** Your instructions **
Search the listing below for the string "Valentiner" and copy every line where it occurs.

** Input **
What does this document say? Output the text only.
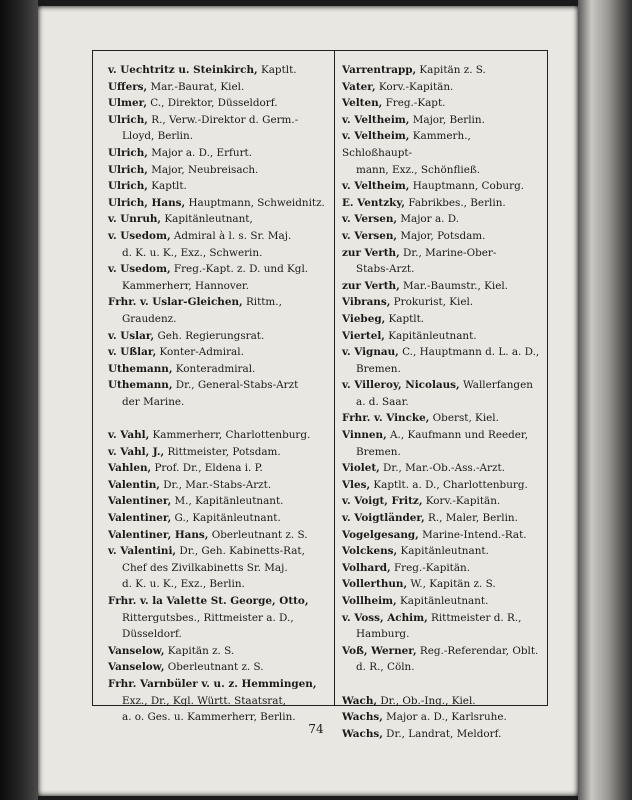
v. Uechtritz u. Steinkirch, Kaptlt.
Uffers, Mar.-Baurat, Kiel.
Ulmer, C., Direktor, Düsseldorf.
Ulrich, R., Verw.-Direktor d. Germ.-
Lloyd, Berlin.
Ulrich, Major a. D., Erfurt.
Ulrich, Major, Neubreisach.
Ulrich, Kaptlt.
Ulrich, Hans, Hauptmann, Schweidnitz.
v. Unruh, Kapitänleutnant,
v. Usedom, Admiral à l. s. Sr. Maj.
d. K. u. K., Exz., Schwerin.
v. Usedom, Freg.-Kapt. z. D. und Kgl.
Kammerherr, Hannover.
Frhr. v. Uslar-Gleichen, Rittm.,
Graudenz.
v. Uslar, Geh. Regierungsrat.
v. Ußlar, Konter-Admiral.
Uthemann, Konteradmiral.
Uthemann, Dr., General-Stabs-Arzt
der Marine.
v. Vahl, Kammerherr, Charlottenburg.
v. Vahl, J., Rittmeister, Potsdam.
Vahlen, Prof. Dr., Eldena i. P.
Valentin, Dr., Mar.-Stabs-Arzt.
Valentiner, M., Kapitänleutnant.
Valentiner, G., Kapitänleutnant.
Valentiner, Hans, Oberleutnant z. S.
v. Valentini, Dr., Geh. Kabinetts-Rat,
Chef des Zivilkabinetts Sr. Maj.
d. K. u. K., Exz., Berlin.
Frhr. v. la Valette St. George, Otto,
Rittergutsbes., Rittmeister a. D.,
Düsseldorf.
Vanselow, Kapitän z. S.
Vanselow, Oberleutnant z. S.
Frhr. Varnbüler v. u. z. Hemmingen,
Exz., Dr., Kgl. Württ. Staatsrat,
a. o. Ges. u. Kammerherr, Berlin.
Varrentrapp, Kapitän z. S.
Vater, Korv.-Kapitän.
Velten, Freg.-Kapt.
v. Veltheim, Major, Berlin.
v. Veltheim, Kammerh., Schloßhaupt-
mann, Exz., Schönfließ.
v. Veltheim, Hauptmann, Coburg.
E. Ventzky, Fabrikbes., Berlin.
v. Versen, Major a. D.
v. Versen, Major, Potsdam.
zur Verth, Dr., Marine-Ober-
Stabs-Arzt.
zur Verth, Mar.-Baumstr., Kiel.
Vibrans, Prokurist, Kiel.
Viebeg, Kaptlt.
Viertel, Kapitänleutnant.
v. Vignau, C., Hauptmann d. L. a. D.,
Bremen.
v. Villeroy, Nicolaus, Wallerfangen
a. d. Saar.
Frhr. v. Vincke, Oberst, Kiel.
Vinnen, A., Kaufmann und Reeder,
Bremen.
Violet, Dr., Mar.-Ob.-Ass.-Arzt.
Vles, Kaptlt. a. D., Charlottenburg.
v. Voigt, Fritz, Korv.-Kapitän.
v. Voigtländer, R., Maler, Berlin.
Vogelgesang, Marine-Intend.-Rat.
Volckens, Kapitänleutnant.
Volhard, Freg.-Kapitän.
Vollerthun, W., Kapitän z. S.
Vollheim, Kapitänleutnant.
v. Voss, Achim, Rittmeister d. R.,
Hamburg.
Voß, Werner, Reg.-Referendar, Oblt.
d. R., Cöln.
Wach, Dr., Ob.-Ing., Kiel.
Wachs, Major a. D., Karlsruhe.
Wachs, Dr., Landrat, Meldorf.
74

** Finished task **
Valentiner, M., Kapitänleutnant.
Valentiner, G., Kapitänleutnant.
Valentiner, Hans, Oberleutnant z. S.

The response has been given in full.